L'incohérence existant effectivement dans la version de quatre plans visés ne varietur ne prêtait toutefois pas à conséquence puisque le contenu de l'autorisation de construire primait sur les plans visés ne varietur, comme elle le spécifiait d'ailleurs, et qu'en réalité sur ces plans, seule la dimension de la rampe PMR était erronée alors que celle correcte résultait d'une exigence expresse de la Police du feu. Enfin, l'on ne discernait pas en quoi une instance - en l'occurrence la CU - ne pourrait pas modifier son avis et surtout en quoi cela serait constitutif d'une violation de la loi.

Le grief de la violation de l'OROEM et de la LChP était dénué de pertinence puisque l'installation n'était pas située dans la zone régie par l'ordonnance que la recourante invoquait. Elle ne pouvait rien tirer non plus du silence des instances de préavis à ce sujet puisque, de jurisprudence constante, le fait de ne pas mentionner un aspect particulier ne saurait être interprété comme ignoré.

La SMS avait repris les motivations qui avaient amené la CMNS à se prononcer favorablement à la dérogation prévue à l'art. 15 al. 3 LEaux dans son préavis du 28 mars 2022, émis pour le précédent projet. Le café-restaurant litigieux revêtait par ailleurs indéniablement un intérêt public, le caractère provisoire de l'installation n'étant pas de nature à relativiser cet intérêt public ou le besoin de la population. Ce raisonnement valait mutatis mutandis s'agissant des art. 41c al. 1 OEaux et 13 LPRlac.

L'autorité intimée ne distinguait guère dans le développement de la recourante en quoi le préavis de l'instance spécialisée sur la sonorisation violerait l'OPB et le SABRA avait soumis la mise en œuvre de la sonorisation à diverses conditions préalables nécessaires à garantir le respect des prescriptions en la matière.

Le nombre de WC était conforme à l'art. 142 RCI et l'indication de la séparation hommes-femmes, pour autant qu'elle fût encore d'actualité, n'était pas nécessaire à ce stade et à cette échelle des plans. S'agissant d'une installation provisoire, le département n'avait pas estimé que la présence d'urinoirs était nécessaire (art. 156 RCI).

L'art. 6 al. 1 RACI prévoyait de pouvoir déroger au pourcentage fixé et la pente, de 6.75%, se situait nettement plus près du pourcentage ordinaire que de celui dérogatoire. Quant à la largeur de la rampe, elle respectait la largeur d'1.20 m comme exigé par le premier préavis de la Police du feu et prévu par la version 2 du projet et les plans y relatifs du 29 mars 2023. Enfin, le projet litigieux était en réalité conforme à la zone.

15.              Les parties ont déposé un second échange d'écritures, respectivement en date des 6 septembre 2023, 26 septembre 2023, et 29 septembre 2023,

16.              En date du 12 décembre 2023, le tribunal a proposé la suspension de la procédure, l'installation litigieuse ayant été démontée en septembre 2023 et l'arrêt du Tribunal fédéral qui devrait être rendu semblant à même de trancher définitivement les griefs de la recourante, ce qui serait susceptible de rendre sans objet la présente cause.

Tâche demandée A — Transcrivez les lignes de données en commençant par celle qui contient « Find all labels, buttons, inputs, and » et en terminant par celle qui contient « hero-title-line2: professions réglementées: [99, 436, 838, 498] », ces deux lignes incluses. Omettez l'image dans votre réponse.
Le texte et les lignes de données constituent deux documents indépendants.

Lignes fournies —
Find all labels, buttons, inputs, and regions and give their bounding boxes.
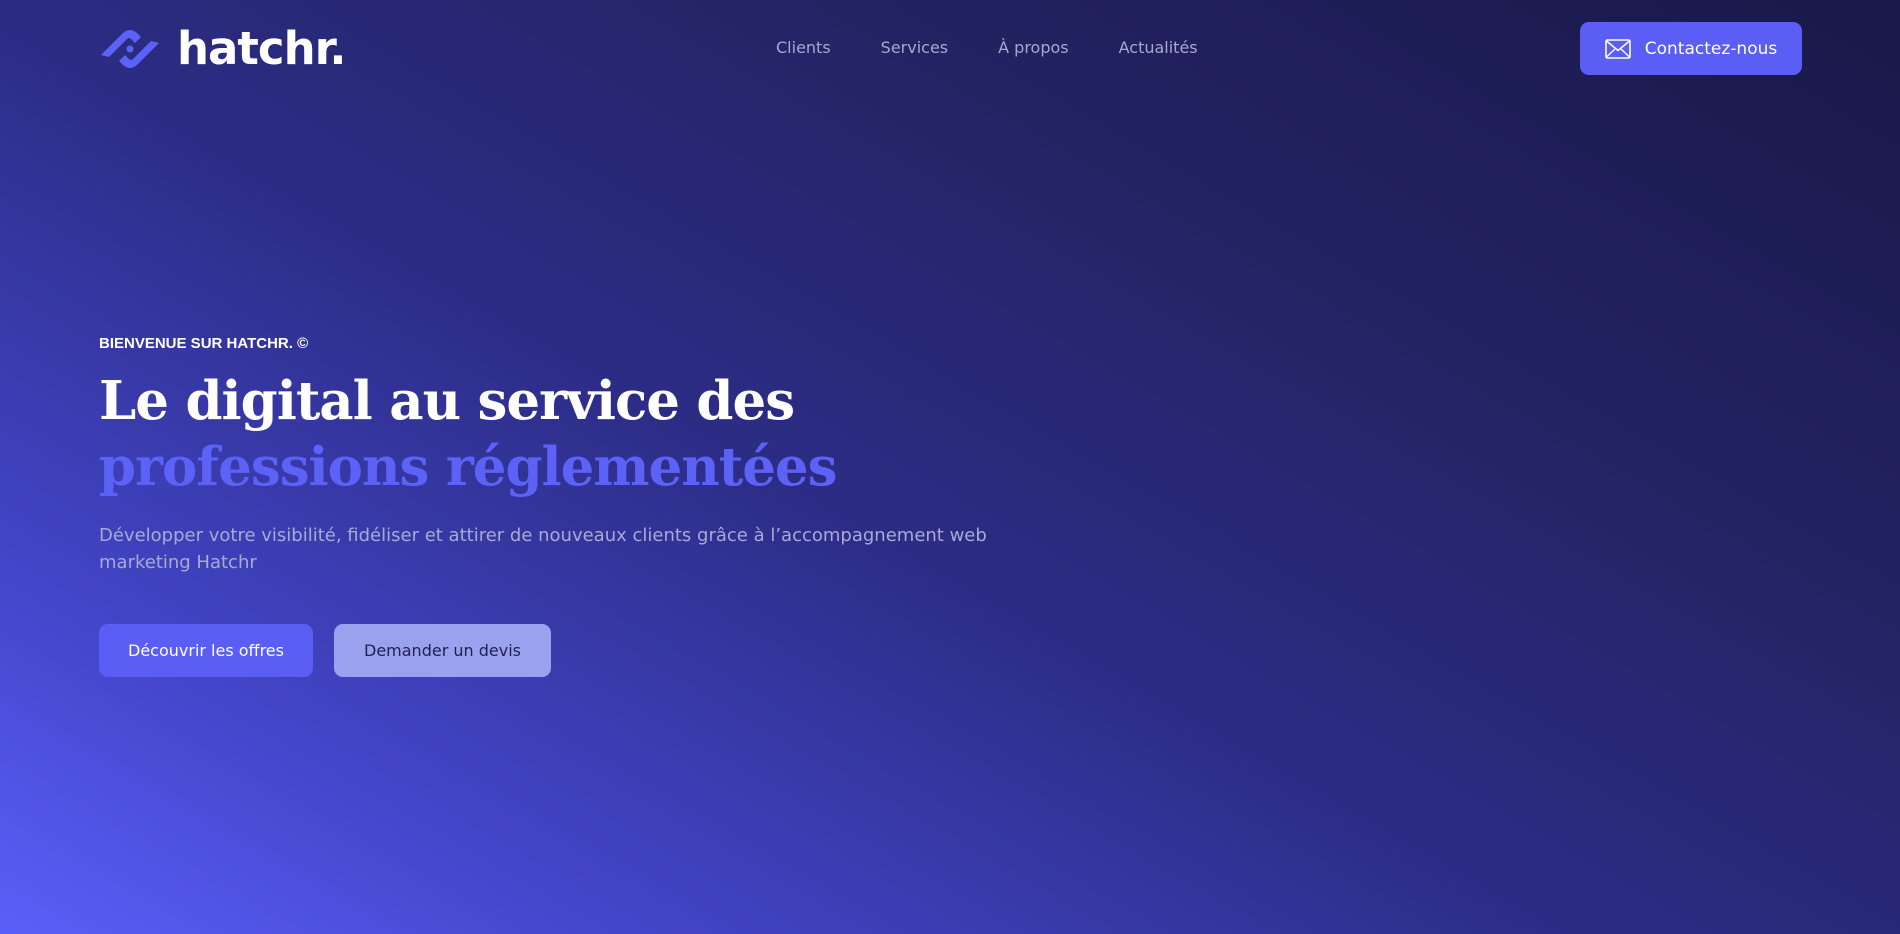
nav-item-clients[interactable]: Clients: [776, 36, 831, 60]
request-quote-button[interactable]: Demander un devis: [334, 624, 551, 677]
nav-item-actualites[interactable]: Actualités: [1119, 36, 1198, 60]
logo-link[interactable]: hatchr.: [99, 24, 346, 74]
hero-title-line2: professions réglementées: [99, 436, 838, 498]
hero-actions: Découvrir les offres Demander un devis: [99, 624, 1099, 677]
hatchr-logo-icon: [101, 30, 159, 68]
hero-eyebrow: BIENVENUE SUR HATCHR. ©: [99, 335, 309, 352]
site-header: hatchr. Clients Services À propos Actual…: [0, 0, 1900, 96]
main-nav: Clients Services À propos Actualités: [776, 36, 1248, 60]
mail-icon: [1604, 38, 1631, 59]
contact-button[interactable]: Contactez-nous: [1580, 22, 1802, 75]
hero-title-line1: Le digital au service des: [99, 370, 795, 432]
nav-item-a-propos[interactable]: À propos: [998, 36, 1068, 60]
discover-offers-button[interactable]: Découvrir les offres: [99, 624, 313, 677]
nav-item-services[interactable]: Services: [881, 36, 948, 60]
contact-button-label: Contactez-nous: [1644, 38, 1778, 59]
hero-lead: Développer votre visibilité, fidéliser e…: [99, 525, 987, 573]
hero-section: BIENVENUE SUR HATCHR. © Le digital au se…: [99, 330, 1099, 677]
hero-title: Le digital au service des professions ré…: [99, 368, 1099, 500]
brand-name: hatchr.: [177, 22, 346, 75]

---

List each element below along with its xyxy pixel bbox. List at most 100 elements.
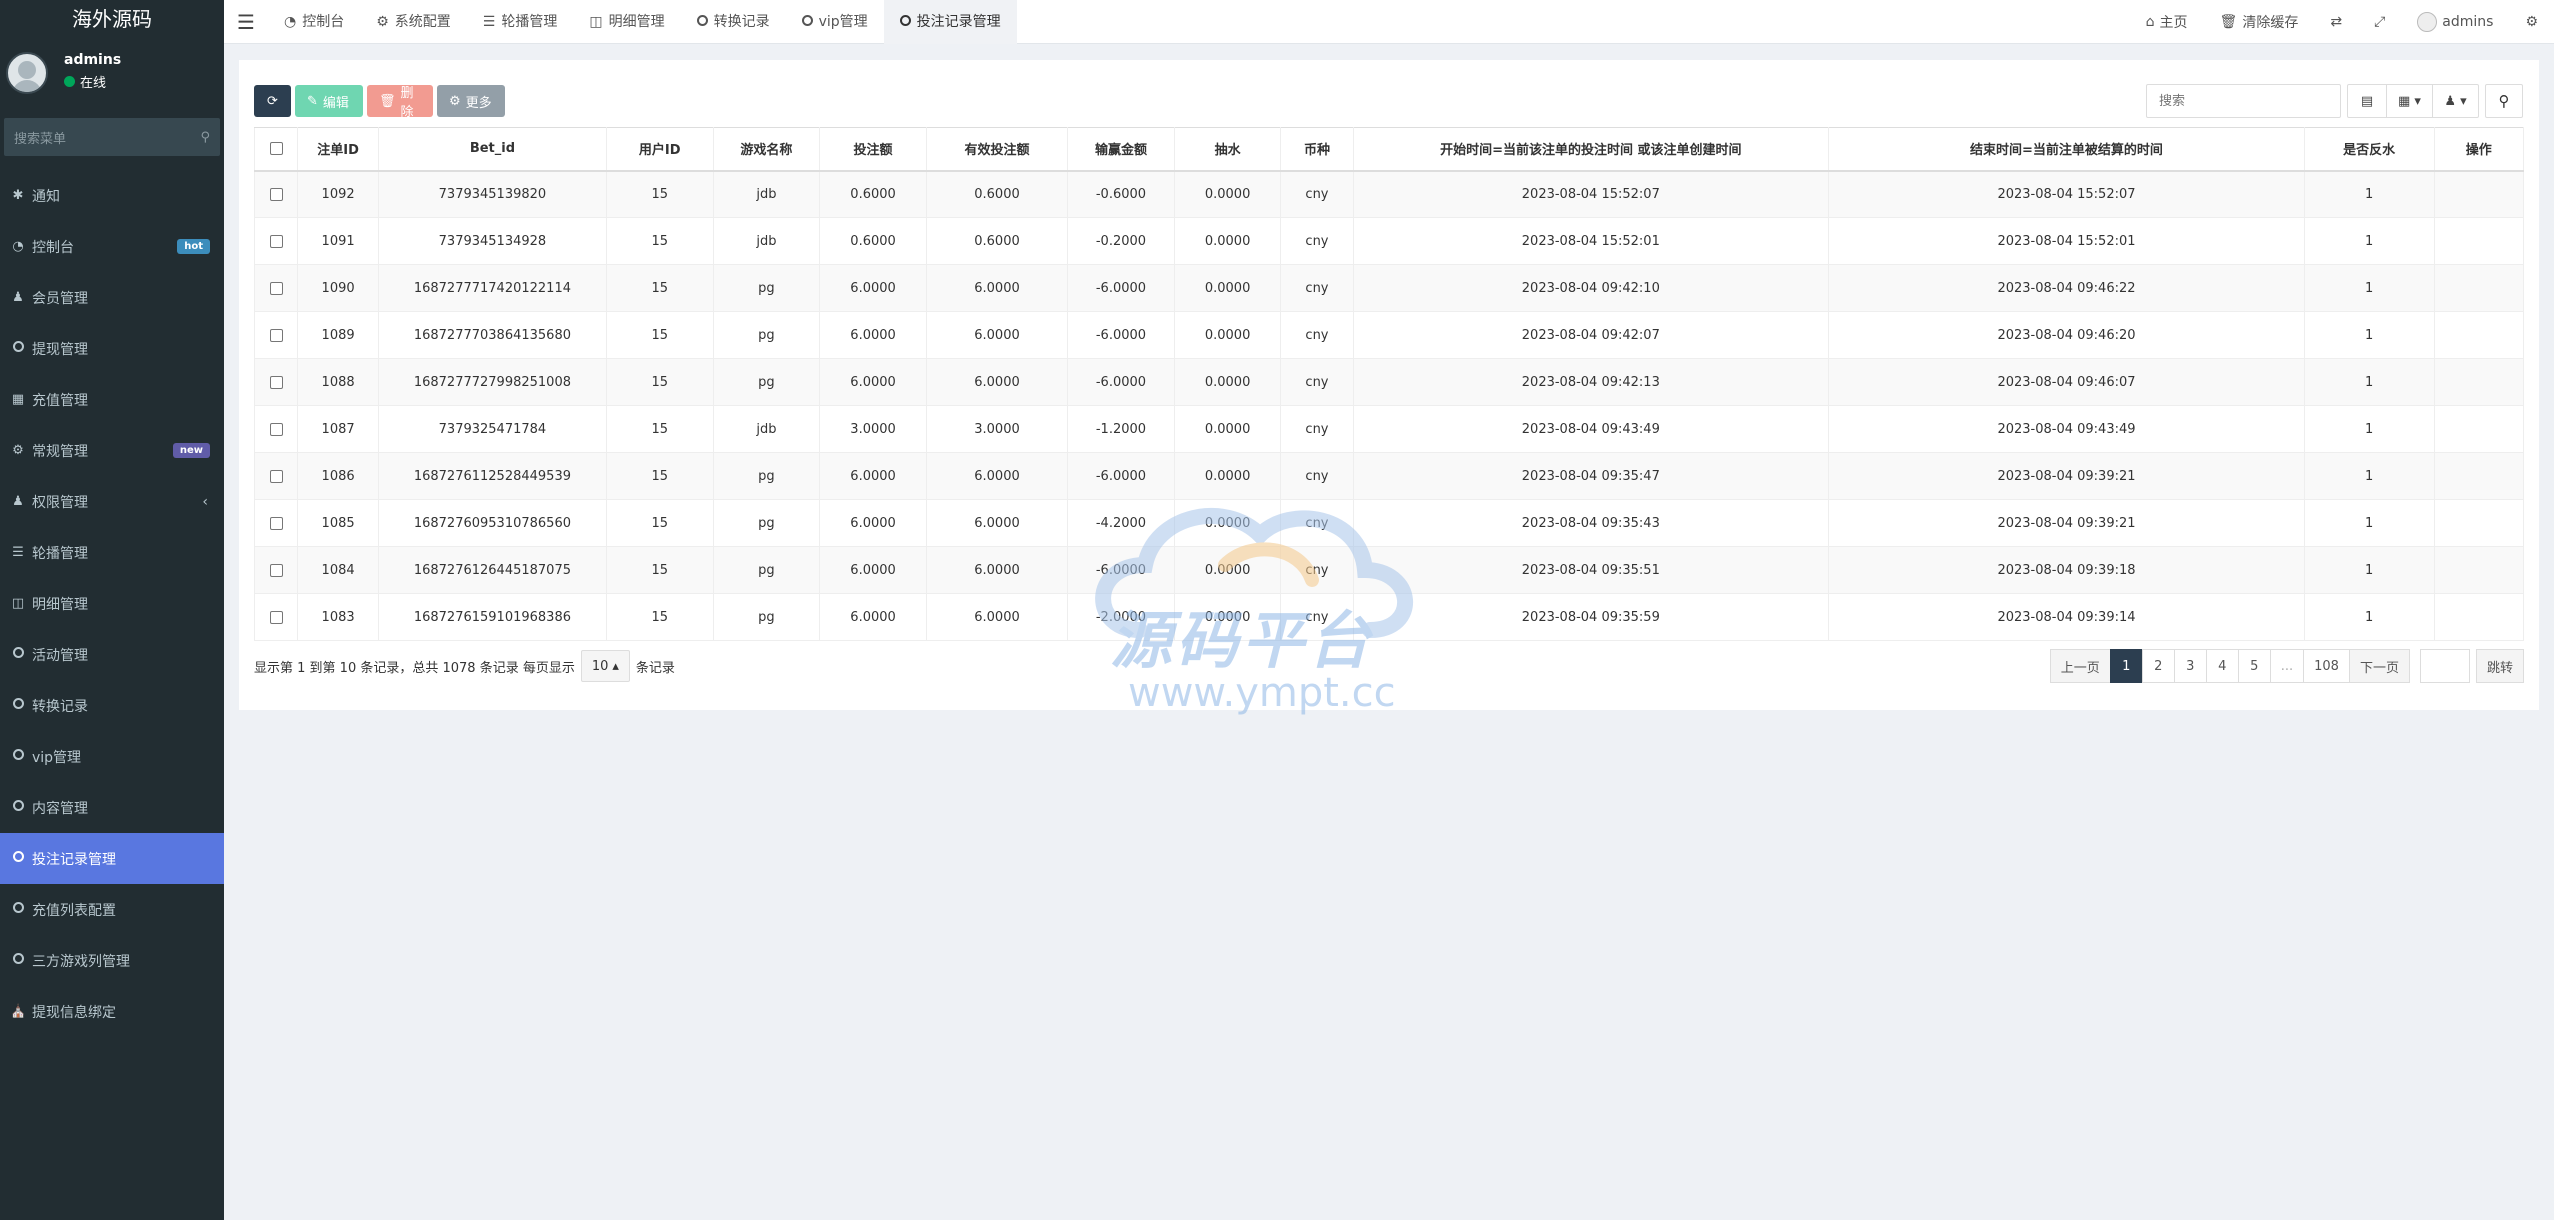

Tâche demandée B — Recopiez mot pour mot le passage du texte fourni commençant par « 16.              En date » et se terminant par « la présente cause. ».

Réponse complète A —
Find all labels, buttons, inputs, and regions and give their bounding boxes.
nav-item-clients[interactable]: Clients: [776, 36, 831, 60]
request-quote-button[interactable]: Demander un devis: [334, 624, 551, 677]
nav-item-actualites[interactable]: Actualités: [1119, 36, 1198, 60]
logo-link[interactable]: hatchr.: [99, 24, 346, 74]
hero-title-line2: professions réglementées: [99, 436, 838, 498]

Réponse complète B —
16.              En date du 12 décembre 2023, le tribunal a proposé la suspension de la procédure, l'installation litigieuse ayant été démontée en septembre 2023 et l'arrêt du Tribunal fédéral qui devrait être rendu semblant à même de trancher définitivement les griefs de la recourante, ce qui serait susceptible de rendre sans objet la présente cause.